In the listing below, find every line containing "text" and copy it out.
──────────
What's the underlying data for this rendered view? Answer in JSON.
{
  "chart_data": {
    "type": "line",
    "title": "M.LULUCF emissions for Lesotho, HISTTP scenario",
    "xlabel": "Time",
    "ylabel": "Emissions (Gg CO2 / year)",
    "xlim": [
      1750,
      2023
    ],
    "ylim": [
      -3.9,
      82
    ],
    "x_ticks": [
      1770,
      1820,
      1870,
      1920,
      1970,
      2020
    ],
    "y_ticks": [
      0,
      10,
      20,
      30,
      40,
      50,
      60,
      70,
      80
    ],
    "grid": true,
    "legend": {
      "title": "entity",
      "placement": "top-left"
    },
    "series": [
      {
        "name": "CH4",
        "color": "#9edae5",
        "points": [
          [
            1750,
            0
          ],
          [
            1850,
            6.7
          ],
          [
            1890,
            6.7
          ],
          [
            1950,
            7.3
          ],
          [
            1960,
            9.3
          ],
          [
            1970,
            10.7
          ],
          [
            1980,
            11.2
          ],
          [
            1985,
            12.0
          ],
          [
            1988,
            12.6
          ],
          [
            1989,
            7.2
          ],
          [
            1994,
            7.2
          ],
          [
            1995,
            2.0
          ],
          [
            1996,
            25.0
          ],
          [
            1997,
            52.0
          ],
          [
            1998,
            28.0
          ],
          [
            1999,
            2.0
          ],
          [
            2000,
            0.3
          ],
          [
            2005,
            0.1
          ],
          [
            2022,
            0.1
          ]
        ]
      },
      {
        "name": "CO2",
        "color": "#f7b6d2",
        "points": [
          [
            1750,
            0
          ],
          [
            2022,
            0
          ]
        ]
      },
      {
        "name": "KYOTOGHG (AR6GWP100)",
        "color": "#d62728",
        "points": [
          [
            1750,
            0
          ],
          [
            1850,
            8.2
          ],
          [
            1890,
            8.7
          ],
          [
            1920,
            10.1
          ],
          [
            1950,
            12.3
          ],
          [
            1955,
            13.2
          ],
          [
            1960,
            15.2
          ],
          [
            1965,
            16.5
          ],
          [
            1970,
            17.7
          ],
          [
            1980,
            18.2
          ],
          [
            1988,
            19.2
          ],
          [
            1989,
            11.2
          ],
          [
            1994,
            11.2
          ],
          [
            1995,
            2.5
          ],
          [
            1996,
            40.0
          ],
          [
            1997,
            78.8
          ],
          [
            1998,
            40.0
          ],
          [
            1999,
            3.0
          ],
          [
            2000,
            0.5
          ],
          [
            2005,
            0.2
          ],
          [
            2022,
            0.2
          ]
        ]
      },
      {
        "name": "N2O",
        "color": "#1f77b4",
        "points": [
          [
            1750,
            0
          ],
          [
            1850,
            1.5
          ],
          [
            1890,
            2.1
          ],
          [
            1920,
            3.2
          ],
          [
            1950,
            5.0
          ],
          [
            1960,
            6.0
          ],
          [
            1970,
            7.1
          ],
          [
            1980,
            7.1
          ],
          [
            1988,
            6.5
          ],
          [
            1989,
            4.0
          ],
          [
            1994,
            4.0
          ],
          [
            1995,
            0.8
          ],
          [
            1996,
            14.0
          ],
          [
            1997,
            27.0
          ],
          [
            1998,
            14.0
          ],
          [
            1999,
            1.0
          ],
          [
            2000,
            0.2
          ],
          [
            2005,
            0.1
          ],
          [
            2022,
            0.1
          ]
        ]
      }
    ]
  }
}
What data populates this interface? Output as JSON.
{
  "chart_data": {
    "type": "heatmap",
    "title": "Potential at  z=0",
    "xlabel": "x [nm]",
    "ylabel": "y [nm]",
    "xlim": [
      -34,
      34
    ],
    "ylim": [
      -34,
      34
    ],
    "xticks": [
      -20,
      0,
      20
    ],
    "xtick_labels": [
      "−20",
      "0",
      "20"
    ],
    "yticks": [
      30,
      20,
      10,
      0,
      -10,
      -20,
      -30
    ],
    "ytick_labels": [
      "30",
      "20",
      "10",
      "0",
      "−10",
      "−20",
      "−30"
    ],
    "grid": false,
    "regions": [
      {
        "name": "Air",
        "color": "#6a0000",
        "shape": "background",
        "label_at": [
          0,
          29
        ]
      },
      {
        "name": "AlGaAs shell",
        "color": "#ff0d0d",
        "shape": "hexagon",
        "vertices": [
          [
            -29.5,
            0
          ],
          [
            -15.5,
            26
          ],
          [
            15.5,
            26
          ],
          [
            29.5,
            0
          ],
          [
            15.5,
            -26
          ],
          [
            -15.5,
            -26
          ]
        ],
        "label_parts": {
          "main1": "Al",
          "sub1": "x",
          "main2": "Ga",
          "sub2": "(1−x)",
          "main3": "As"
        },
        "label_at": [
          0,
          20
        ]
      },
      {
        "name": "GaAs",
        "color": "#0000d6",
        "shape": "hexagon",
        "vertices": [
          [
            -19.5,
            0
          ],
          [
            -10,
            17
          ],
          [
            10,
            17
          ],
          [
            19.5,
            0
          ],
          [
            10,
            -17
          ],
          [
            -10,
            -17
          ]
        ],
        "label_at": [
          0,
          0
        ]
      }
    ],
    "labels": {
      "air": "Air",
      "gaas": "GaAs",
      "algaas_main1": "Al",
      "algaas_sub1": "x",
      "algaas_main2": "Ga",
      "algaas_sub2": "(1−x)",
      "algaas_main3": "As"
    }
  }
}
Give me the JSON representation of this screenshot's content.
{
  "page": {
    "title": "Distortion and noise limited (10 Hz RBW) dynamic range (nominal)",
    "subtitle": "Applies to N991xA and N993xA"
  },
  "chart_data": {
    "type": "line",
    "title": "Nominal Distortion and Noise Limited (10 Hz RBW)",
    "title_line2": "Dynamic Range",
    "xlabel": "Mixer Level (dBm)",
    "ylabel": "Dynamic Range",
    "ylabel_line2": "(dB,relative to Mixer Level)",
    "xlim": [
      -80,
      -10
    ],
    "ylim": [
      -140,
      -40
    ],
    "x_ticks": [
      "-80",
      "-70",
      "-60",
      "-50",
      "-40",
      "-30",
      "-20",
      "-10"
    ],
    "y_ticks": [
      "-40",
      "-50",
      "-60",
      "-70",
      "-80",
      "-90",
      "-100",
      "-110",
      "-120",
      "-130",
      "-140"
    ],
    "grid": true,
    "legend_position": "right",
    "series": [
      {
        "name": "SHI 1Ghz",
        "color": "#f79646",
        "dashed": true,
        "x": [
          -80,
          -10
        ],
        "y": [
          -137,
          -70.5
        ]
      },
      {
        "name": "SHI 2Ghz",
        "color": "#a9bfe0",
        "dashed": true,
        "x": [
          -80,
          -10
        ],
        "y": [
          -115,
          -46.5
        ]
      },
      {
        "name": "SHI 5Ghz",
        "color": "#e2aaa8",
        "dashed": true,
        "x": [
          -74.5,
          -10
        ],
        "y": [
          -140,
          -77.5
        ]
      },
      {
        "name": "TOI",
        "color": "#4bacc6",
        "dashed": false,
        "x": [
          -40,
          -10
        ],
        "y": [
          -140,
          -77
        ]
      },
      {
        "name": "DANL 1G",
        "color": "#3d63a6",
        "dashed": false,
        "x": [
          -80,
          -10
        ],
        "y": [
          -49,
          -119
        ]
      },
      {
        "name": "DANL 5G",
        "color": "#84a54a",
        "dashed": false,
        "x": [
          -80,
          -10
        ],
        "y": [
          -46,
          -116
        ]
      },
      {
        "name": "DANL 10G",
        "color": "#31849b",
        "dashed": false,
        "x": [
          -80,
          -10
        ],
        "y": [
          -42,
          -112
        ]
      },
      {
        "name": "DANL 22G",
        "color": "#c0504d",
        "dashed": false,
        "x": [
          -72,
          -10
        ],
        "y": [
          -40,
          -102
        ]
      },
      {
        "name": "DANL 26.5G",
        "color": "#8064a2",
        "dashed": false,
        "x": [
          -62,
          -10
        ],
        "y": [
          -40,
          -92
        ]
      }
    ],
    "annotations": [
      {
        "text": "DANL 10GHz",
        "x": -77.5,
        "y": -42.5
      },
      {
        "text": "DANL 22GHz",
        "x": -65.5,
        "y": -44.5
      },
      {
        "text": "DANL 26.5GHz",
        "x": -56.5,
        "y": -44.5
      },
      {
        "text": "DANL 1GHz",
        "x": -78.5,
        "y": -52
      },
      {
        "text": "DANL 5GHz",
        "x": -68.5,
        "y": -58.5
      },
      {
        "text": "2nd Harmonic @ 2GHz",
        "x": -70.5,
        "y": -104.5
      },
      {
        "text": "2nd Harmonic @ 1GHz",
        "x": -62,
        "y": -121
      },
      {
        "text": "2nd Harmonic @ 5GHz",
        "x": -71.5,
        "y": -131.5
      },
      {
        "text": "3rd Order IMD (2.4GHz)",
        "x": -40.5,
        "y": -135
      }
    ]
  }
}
──────────
### RESPONSE TO THIS TASK:
        "text": "DANL 10GHz",
        "text": "DANL 22GHz",
        "text": "DANL 26.5GHz",
        "text": "DANL 1GHz",
        "text": "DANL 5GHz",
        "text": "2nd Harmonic @ 2GHz",
        "text": "2nd Harmonic @ 1GHz",
        "text": "2nd Harmonic @ 5GHz",
        "text": "3rd Order IMD (2.4GHz)",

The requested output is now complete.